───── Record excerpts ─────
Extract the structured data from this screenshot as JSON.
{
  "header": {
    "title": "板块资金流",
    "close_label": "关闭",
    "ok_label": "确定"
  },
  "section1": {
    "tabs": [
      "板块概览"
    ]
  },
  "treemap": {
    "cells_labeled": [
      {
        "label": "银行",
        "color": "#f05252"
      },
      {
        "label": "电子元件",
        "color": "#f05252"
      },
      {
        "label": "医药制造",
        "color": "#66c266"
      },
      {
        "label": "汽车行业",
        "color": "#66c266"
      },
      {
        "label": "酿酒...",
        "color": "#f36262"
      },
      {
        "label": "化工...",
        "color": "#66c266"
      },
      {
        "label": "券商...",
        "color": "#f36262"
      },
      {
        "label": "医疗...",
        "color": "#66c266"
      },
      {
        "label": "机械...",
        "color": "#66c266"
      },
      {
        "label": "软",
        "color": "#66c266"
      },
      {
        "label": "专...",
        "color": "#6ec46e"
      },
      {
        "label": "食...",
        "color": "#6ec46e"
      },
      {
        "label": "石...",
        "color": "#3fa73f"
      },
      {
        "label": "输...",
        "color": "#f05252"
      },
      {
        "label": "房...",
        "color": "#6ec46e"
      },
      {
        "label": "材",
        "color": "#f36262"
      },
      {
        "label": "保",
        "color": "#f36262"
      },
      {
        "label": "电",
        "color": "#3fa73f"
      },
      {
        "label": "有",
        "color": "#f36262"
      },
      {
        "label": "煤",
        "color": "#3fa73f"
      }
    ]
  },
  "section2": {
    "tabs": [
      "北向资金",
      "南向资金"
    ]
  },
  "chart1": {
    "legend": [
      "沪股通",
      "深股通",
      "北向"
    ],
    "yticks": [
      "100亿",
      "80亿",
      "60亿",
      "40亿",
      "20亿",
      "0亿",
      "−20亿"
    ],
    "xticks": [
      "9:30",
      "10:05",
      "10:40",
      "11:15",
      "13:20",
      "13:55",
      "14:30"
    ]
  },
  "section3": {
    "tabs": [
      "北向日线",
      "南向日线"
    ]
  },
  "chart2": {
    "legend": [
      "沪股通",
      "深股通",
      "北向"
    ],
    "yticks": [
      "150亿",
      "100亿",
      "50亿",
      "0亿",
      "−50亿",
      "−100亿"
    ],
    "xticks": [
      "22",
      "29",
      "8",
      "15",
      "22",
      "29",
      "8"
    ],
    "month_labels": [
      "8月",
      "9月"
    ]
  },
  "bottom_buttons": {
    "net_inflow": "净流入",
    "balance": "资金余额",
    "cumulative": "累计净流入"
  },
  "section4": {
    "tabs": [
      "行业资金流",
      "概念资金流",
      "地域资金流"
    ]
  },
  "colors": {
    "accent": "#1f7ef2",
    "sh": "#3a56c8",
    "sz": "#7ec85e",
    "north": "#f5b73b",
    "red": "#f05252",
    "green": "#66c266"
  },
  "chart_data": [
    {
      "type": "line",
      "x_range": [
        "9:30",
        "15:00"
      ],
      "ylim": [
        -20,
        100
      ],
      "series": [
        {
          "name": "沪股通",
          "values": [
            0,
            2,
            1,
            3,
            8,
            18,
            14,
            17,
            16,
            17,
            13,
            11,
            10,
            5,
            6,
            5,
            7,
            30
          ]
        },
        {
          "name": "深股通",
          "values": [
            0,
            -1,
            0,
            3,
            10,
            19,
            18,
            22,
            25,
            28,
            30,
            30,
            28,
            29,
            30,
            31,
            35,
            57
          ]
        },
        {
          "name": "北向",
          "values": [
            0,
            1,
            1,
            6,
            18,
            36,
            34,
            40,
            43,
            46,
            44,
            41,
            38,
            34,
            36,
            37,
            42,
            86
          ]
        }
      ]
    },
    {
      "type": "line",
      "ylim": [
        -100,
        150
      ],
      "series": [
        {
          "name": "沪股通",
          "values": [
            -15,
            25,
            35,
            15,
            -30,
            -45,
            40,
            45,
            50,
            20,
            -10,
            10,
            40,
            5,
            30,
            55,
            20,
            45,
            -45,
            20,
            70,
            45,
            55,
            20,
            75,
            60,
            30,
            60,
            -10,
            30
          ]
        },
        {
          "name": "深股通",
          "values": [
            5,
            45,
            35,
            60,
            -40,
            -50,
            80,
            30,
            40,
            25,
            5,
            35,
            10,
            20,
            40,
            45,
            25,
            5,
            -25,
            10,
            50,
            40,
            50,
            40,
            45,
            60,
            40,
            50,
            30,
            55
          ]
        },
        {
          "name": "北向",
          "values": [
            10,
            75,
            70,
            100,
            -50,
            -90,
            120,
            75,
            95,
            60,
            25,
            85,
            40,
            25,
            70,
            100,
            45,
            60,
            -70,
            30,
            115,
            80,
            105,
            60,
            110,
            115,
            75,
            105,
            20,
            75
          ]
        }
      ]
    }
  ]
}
─────
Extract each line of the material exactly as it stands.

Extract the structured data from this screenshot as JSON.
{
  "header": {
    "title": "板块资金流",
    "close_label": "关闭",
    "ok_label": "确定"
  },
  "section1": {
    "tabs": [
      "板块概览"
    ]
  },
  "treemap": {
    "cells_labeled": [
      {
        "label": "银行",
        "color": "#f05252"
      },
      {
        "label": "电子元件",
        "color": "#f05252"
      },
      {
        "label": "医药制造",
        "color": "#66c266"
      },
      {
        "label": "汽车行业",
        "color": "#66c266"
      },
      {
        "label": "酿酒...",
        "color": "#f36262"
      },
      {
        "label": "化工...",
        "color": "#66c266"
      },
      {
        "label": "券商...",
        "color": "#f36262"
      },
      {
        "label": "医疗...",
        "color": "#66c266"
      },
      {
        "label": "机械...",
        "color": "#66c266"
      },
      {
        "label": "软",
        "color": "#66c266"
      },
      {
        "label": "专...",
        "color": "#6ec46e"
      },
      {
        "label": "食...",
        "color": "#6ec46e"
      },
      {
        "label": "石...",
        "color": "#3fa73f"
      },
      {
        "label": "输...",
        "color": "#f05252"
      },
      {
        "label": "房...",
        "color": "#6ec46e"
      },
      {
        "label": "材",
        "color": "#f36262"
      },
      {
        "label": "保",
        "color": "#f36262"
      },
      {
        "label": "电",
        "color": "#3fa73f"
      },
      {
        "label": "有",
        "color": "#f36262"
      },
      {
        "label": "煤",
        "color": "#3fa73f"
      }
    ]
  },
  "section2": {
    "tabs": [
      "北向资金",
      "南向资金"
    ]
  },
  "chart1": {
    "legend": [
      "沪股通",
      "深股通",
      "北向"
    ],
    "yticks": [
      "100亿",
      "80亿",
      "60亿",
      "40亿",
      "20亿",
      "0亿",
      "−20亿"
    ],
    "xticks": [
      "9:30",
      "10:05",
      "10:40",
      "11:15",
      "13:20",
      "13:55",
      "14:30"
    ]
  },
  "section3": {
    "tabs": [
      "北向日线",
      "南向日线"
    ]
  },
  "chart2": {
    "legend": [
      "沪股通",
      "深股通",
      "北向"
    ],
    "yticks": [
      "150亿",
      "100亿",
      "50亿",
      "0亿",
      "−50亿",
      "−100亿"
    ],
    "xticks": [
      "22",
      "29",
      "8",
      "15",
      "22",
      "29",
      "8"
    ],
    "month_labels": [
      "8月",
      "9月"
    ]
  },
  "bottom_buttons": {
    "net_inflow": "净流入",
    "balance": "资金余额",
    "cumulative": "累计净流入"
  },
  "section4": {
    "tabs": [
      "行业资金流",
      "概念资金流",
      "地域资金流"
    ]
  },
  "colors": {
    "accent": "#1f7ef2",
    "sh": "#3a56c8",
    "sz": "#7ec85e",
    "north": "#f5b73b",
    "red": "#f05252",
    "green": "#66c266"
  },
  "chart_data": [
    {
      "type": "line",
      "x_range": [
        "9:30",
        "15:00"
      ],
      "ylim": [
        -20,
        100
      ],
      "series": [
        {
          "name": "沪股通",
          "values": [
            0,
            2,
            1,
            3,
            8,
            18,
            14,
            17,
            16,
            17,
            13,
            11,
            10,
            5,
            6,
            5,
            7,
            30
          ]
        },
        {
          "name": "深股通",
          "values": [
            0,
            -1,
            0,
            3,
            10,
            19,
            18,
            22,
            25,
            28,
            30,
            30,
            28,
            29,
            30,
            31,
            35,
            57
          ]
        },
        {
          "name": "北向",
          "values": [
            0,
            1,
            1,
            6,
            18,
            36,
            34,
            40,
            43,
            46,
            44,
            41,
            38,
            34,
            36,
            37,
            42,
            86
          ]
        }
      ]
    },
    {
      "type": "line",
      "ylim": [
        -100,
        150
      ],
      "series": [
        {
          "name": "沪股通",
          "values": [
            -15,
            25,
            35,
            15,
            -30,
            -45,
            40,
            45,
            50,
            20,
            -10,
            10,
            40,
            5,
            30,
            55,
            20,
            45,
            -45,
            20,
            70,
            45,
            55,
            20,
            75,
            60,
            30,
            60,
            -10,
            30
          ]
        },
        {
          "name": "深股通",
          "values": [
            5,
            45,
            35,
            60,
            -40,
            -50,
            80,
            30,
            40,
            25,
            5,
            35,
            10,
            20,
            40,
            45,
            25,
            5,
            -25,
            10,
            50,
            40,
            50,
            40,
            45,
            60,
            40,
            50,
            30,
            55
          ]
        },
        {
          "name": "北向",
          "values": [
            10,
            75,
            70,
            100,
            -50,
            -90,
            120,
            75,
            95,
            60,
            25,
            85,
            40,
            25,
            70,
            100,
            45,
            60,
            -70,
            30,
            115,
            80,
            105,
            60,
            110,
            115,
            75,
            105,
            20,
            75
          ]
        }
      ]
    }
  ]
}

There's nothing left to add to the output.